_Text block_
○ ○ ○ ○ ○ ○ ○

Tue – Sun: 10am-4.30pm

Mondays: Closed, except bank holidays

Galleries are open 10.30am – 4.30pm

Christmas Opening Hours
Christmas Eve: 10am – 3pm
Christmas Day: Closed
Boxing Day: Closed
27 – 29 Dec: Open as usual
New Years Eve: 10am – 3pm
New Years Day: Open as usual

About the
Exhibition

 

Discover our incredible new sculpture park, where cutting-edge contemporary art meets historic landscape.

Wander among powerful works by celebrated artists from around the world, including a brand-new piece made just for us. Explore how these daring sculptures reimagine ideas of community, home, and utopia for the 21st century.

The sculpture park includes works from leading UK-based artists such as Sarah Lucas (b.1962), who often uses ordinary objects to challenge sex, class and gender, Permindar Kaur (b.1965), who commonly uses domestic items to question the meaning of ”home”, and British-Ghanian artist Larry Achiampong (b.1984), whose work focuses on Pan African, future histories, speculative fiction and identity, both personal and communal. Work from international artists also features, including London-based French artist Nicolas Deshayes (b.1983) who explores organic and synthetic texture through his work, and Lithuanian artist Augustas Serapinas (b.1990), who draws on his country’s history and culture to produce works made from found material and borrowed objects.

○ ○ ○ ○ ○ ○ ○

Stored dataset items
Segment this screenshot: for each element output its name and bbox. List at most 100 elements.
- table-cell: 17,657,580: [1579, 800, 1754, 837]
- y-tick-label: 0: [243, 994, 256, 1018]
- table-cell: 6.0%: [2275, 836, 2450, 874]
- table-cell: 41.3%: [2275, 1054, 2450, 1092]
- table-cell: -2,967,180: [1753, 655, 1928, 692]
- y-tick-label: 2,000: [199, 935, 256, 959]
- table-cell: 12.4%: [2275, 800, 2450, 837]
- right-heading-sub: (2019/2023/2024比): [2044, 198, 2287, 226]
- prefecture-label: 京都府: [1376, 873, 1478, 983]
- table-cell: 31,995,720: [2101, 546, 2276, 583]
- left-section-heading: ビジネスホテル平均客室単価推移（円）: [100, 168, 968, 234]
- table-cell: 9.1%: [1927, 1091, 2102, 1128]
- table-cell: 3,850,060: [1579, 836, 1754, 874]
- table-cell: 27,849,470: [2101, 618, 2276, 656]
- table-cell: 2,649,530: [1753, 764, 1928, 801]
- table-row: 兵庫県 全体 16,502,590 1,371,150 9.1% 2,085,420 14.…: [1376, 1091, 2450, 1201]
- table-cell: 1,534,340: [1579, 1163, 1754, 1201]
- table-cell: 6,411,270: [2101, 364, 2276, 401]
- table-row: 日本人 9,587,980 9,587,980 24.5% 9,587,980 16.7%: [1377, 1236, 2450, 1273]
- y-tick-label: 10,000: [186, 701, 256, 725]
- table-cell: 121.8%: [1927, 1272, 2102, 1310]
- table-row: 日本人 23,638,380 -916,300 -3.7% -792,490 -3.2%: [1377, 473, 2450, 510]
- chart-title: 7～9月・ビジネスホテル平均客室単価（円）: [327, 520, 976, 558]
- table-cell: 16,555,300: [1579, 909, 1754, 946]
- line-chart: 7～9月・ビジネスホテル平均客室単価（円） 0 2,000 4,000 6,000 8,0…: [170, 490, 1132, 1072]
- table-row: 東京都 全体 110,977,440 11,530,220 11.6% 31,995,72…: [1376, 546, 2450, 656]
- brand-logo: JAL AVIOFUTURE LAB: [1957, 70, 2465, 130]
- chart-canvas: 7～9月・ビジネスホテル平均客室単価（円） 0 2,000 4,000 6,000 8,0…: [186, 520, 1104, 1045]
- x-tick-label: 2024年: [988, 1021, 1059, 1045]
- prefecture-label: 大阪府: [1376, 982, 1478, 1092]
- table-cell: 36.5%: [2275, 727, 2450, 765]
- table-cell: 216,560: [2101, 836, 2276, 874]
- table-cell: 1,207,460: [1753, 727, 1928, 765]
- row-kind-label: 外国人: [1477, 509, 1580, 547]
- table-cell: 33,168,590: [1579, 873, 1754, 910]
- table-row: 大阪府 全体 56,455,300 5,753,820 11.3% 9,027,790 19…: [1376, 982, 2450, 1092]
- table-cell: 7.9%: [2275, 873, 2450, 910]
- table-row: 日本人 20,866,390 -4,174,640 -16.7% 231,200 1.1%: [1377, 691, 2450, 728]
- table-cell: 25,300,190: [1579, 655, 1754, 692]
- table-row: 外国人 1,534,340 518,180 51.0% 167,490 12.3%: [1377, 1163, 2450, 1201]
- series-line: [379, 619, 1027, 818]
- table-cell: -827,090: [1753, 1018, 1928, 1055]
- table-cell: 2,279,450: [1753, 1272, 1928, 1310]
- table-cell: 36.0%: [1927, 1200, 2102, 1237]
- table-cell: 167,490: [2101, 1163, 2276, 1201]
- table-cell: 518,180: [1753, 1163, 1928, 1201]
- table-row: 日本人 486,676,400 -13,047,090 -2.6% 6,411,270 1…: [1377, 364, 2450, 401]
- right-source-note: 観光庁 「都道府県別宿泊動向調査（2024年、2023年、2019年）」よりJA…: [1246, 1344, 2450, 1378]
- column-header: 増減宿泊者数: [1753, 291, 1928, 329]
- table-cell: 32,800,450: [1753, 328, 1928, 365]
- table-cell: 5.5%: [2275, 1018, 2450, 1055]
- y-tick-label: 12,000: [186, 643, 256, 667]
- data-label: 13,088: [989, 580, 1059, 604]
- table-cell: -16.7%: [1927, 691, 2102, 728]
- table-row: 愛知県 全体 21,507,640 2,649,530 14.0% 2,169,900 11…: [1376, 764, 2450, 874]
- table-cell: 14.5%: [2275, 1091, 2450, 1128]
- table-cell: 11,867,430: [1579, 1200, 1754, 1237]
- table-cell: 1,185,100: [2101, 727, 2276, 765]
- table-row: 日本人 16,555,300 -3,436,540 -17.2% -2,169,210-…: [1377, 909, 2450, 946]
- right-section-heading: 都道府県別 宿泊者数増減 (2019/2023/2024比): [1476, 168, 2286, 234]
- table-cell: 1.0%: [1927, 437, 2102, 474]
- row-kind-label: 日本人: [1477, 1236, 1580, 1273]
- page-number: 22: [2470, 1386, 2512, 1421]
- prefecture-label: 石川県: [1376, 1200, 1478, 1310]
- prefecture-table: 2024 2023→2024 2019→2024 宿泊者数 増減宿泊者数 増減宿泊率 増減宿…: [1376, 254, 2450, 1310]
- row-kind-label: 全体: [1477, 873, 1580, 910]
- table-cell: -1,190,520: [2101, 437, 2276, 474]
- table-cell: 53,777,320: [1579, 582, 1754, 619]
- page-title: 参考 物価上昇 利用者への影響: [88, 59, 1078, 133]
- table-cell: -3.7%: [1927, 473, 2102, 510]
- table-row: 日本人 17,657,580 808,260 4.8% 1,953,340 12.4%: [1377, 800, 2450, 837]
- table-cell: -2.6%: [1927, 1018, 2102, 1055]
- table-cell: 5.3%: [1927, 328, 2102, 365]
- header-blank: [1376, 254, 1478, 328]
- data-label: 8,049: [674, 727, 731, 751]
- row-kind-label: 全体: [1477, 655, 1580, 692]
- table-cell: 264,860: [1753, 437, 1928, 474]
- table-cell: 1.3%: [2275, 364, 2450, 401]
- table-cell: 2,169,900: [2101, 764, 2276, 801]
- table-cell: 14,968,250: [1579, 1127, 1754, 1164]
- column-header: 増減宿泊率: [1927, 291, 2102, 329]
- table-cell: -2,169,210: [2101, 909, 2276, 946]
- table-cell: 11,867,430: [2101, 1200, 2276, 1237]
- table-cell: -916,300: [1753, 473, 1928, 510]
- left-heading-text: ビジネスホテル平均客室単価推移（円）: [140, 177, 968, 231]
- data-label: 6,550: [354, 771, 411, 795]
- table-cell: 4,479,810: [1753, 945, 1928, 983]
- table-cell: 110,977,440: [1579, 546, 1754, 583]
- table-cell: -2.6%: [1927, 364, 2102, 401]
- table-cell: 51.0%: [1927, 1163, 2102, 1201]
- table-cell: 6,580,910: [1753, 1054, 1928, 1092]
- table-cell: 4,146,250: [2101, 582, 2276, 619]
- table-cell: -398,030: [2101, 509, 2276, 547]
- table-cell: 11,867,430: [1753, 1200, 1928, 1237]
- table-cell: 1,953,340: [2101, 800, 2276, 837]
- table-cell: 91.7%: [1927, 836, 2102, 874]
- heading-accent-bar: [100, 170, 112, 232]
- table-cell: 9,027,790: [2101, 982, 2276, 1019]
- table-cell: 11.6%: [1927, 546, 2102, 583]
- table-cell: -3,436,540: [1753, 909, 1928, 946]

○ ○ ○ ○ ○ ○ ○

_Action item 1_
According to the sculpture park text, what nationality is the artist Augustas Serapinas?
_Action item 2_
Extend the sculpture park text, picking up after its last sentence.
The material has no connection to the sculpture park text.

_Answer box 1_
Lithuanian.

_Answer box 2_
Two legendary figures in sculpture also have their work featured. On display will be works by French-American artist Louise Bourgeois (1911-2010), best known for her monumental spider sculptures that feature in galleries worldwide, and Turner Prize-nominated British artist Helen Chadwick (1953-1996), who created works investigating ideas of gender and the body.

A significant part of the sculpture park is an ongoing series of invitations to artists to directly respond to the landscape at Compton Verney and produce and showcase work as a result. The first artist to do so, with a new commission, is Brazilian artist Erika Verzutti (b.1971), whose work can be found in major collections across the world.

About

the Artists

Larry Achiampong

Pan African Flag for the Relic Travellers’ Alliance forms part of Larry Achiampong’s Relic Traveller: Phase 1, a multi-disciplinary project manifesting in performance, audio, moving image and prose.

Presented here at Compton Verney, five flags look and stand guard out across the Capability Brown landscape. The design of each flag features 54 stars that represent the 54 countries of Africa and highlight the African diasporic identity. The colours green, black and red reflect its land, its people and the struggles the continent has endured, and the field of yellow gold represents a new day and prosperity.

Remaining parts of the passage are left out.